__EXERCISE__
Note each line that includes the word "Edit". Copy those lines.
-- BEGIN EXERCISE DATA --
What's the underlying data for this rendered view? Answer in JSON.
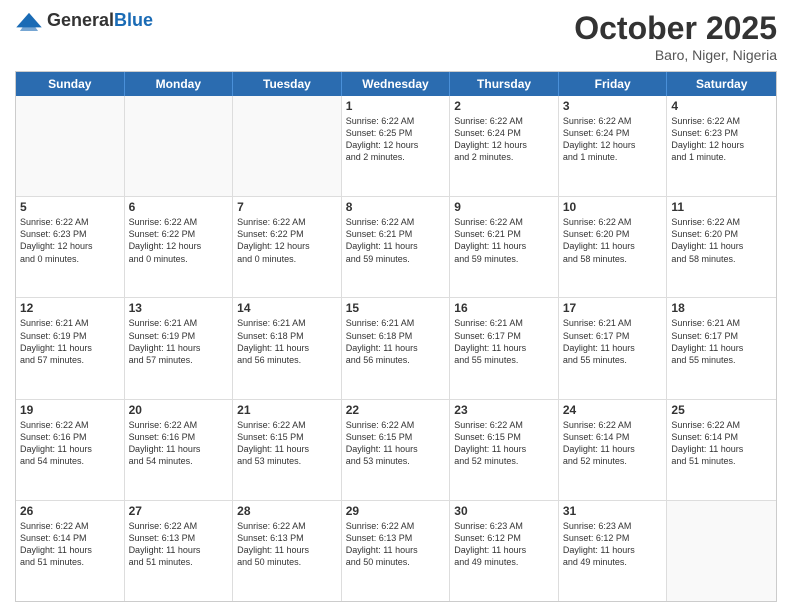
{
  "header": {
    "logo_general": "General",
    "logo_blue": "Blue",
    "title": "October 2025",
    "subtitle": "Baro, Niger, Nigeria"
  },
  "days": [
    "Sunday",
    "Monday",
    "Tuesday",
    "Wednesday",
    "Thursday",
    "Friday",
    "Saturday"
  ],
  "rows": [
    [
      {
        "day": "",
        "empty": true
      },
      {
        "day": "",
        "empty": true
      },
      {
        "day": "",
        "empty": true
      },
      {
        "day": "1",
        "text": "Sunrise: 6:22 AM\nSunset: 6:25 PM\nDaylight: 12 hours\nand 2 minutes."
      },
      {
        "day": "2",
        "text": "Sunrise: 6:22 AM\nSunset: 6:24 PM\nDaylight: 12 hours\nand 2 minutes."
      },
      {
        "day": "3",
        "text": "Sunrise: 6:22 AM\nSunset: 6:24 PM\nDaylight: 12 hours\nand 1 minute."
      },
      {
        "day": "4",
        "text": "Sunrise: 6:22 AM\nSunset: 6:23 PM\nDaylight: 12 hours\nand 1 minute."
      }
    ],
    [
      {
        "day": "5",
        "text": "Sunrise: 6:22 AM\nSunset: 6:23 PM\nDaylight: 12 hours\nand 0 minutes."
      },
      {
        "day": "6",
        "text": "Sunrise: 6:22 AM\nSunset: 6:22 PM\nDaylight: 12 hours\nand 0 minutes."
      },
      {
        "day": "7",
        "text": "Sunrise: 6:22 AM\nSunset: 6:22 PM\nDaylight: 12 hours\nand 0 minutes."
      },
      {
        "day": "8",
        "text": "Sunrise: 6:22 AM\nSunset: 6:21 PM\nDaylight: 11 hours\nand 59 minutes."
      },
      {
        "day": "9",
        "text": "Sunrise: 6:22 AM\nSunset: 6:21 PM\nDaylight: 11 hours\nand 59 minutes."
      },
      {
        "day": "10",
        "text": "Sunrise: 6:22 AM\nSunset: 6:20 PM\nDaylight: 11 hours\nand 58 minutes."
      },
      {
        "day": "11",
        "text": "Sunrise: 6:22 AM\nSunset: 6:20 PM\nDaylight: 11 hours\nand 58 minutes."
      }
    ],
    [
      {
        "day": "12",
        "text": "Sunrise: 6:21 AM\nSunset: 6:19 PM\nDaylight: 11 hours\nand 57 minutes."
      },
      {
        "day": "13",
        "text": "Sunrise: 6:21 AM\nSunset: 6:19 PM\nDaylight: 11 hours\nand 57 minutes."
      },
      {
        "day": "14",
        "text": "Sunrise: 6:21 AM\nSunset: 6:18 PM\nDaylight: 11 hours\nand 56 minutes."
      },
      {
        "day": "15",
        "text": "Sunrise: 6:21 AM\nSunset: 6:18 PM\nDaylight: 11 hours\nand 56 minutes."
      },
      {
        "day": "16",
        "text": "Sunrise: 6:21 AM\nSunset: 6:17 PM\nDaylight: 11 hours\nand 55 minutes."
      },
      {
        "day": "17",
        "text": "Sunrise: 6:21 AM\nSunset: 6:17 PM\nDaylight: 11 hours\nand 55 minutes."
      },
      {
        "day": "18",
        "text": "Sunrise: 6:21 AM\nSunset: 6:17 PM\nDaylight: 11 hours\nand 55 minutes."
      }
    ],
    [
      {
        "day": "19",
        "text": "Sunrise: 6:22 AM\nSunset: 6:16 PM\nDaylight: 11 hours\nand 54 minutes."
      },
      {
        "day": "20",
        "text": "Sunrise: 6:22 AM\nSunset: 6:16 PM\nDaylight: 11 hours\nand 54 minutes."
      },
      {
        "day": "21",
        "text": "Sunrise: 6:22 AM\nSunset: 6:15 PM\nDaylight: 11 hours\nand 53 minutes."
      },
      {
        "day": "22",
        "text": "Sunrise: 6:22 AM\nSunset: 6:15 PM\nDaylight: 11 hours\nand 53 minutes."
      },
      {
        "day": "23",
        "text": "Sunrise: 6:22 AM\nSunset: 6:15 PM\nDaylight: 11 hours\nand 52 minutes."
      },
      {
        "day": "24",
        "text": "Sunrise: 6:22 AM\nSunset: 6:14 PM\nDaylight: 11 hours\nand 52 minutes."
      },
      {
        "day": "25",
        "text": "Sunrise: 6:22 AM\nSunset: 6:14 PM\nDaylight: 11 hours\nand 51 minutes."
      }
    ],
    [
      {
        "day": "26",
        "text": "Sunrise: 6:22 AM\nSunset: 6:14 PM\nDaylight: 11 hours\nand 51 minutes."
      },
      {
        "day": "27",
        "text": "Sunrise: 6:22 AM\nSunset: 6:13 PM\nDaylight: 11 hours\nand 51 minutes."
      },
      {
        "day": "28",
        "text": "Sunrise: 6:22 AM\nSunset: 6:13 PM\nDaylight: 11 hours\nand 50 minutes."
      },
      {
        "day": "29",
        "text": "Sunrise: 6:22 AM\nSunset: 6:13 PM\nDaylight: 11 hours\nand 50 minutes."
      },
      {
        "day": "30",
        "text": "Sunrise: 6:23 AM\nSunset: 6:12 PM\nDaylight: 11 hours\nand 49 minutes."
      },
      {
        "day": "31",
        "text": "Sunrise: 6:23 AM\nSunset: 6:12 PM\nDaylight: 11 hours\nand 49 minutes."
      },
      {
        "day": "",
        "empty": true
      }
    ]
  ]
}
-- END EXERCISE DATA --
-- BEGIN EXERCISE DATA --
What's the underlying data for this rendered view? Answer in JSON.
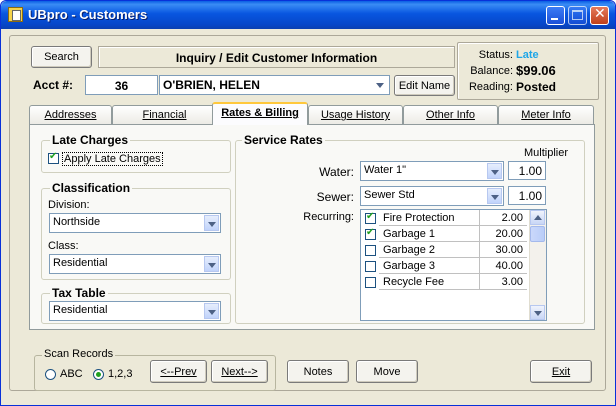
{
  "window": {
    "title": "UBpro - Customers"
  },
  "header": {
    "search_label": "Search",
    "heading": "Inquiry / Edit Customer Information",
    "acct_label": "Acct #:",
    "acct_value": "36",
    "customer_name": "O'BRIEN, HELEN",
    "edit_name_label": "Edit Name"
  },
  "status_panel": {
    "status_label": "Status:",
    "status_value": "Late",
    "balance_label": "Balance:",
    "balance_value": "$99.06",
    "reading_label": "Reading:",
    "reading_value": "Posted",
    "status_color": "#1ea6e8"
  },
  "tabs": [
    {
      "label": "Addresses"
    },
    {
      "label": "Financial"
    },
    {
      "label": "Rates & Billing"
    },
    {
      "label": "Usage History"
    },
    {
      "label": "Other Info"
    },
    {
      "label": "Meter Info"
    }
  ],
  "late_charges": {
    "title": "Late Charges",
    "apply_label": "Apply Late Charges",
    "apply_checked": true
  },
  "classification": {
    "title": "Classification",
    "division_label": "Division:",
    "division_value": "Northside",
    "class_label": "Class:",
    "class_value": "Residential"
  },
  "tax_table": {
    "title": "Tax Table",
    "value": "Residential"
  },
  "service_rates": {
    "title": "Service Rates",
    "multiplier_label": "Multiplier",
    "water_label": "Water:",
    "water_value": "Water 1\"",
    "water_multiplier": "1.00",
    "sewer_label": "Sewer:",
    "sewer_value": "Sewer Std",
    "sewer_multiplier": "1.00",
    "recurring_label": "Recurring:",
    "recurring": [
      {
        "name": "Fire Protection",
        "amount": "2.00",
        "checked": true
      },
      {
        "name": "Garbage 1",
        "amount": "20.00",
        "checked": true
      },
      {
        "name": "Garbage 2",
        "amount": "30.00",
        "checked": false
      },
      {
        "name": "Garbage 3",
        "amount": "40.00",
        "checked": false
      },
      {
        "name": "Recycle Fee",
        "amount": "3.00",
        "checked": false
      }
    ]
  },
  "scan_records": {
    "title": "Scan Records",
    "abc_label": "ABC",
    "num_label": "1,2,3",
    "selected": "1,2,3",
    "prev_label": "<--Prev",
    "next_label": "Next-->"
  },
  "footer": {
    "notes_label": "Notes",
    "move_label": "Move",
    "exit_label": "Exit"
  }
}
-- END EXERCISE DATA --
-- BEGIN EXERCISE DATA --
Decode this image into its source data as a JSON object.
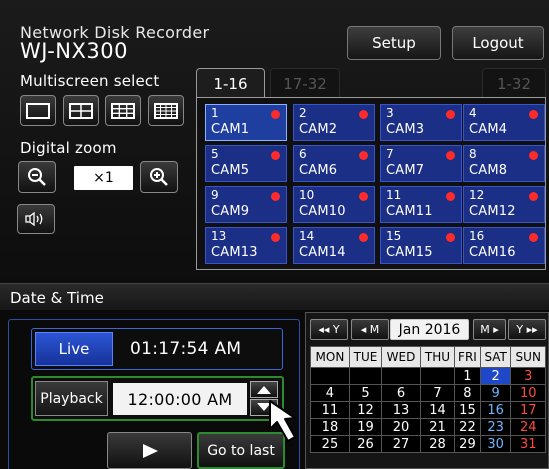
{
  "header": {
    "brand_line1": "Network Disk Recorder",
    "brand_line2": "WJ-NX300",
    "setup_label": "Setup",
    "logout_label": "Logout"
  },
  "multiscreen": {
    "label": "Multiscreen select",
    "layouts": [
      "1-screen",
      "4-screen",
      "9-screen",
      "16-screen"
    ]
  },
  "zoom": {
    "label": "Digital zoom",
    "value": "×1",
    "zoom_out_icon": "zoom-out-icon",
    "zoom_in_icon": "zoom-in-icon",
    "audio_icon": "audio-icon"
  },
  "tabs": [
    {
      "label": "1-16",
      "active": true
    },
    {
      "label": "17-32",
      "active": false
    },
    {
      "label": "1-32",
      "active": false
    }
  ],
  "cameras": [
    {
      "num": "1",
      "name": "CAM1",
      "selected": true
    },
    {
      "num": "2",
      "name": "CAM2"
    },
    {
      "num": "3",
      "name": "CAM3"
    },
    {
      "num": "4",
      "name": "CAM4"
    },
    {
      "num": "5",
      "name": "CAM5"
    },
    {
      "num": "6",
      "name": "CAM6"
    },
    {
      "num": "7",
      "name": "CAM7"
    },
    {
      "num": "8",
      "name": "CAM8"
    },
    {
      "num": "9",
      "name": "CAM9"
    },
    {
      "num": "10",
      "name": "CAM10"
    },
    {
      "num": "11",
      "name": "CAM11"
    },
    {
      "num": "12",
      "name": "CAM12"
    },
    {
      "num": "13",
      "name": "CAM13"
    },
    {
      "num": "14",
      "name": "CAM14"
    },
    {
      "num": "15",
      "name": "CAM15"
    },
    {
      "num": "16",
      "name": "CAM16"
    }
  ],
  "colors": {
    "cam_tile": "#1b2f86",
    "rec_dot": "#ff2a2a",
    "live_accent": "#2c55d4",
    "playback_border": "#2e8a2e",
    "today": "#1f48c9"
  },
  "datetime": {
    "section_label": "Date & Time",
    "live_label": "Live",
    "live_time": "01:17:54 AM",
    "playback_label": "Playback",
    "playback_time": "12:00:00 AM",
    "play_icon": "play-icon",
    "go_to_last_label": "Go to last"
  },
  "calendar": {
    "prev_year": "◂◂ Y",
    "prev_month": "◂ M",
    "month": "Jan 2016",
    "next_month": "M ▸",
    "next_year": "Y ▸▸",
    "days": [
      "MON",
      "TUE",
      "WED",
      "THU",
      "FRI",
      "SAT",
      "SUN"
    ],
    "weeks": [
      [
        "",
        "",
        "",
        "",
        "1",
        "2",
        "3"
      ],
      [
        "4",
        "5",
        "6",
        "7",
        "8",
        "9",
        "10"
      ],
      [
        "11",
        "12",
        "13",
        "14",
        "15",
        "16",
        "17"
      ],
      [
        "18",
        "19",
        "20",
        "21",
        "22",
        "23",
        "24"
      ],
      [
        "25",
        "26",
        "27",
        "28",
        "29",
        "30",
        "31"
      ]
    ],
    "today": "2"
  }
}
-- END EXERCISE DATA --
__THE RESULT__
    "heading": "Inquiry / Edit Customer Information",
    "edit_name_label": "Edit Name"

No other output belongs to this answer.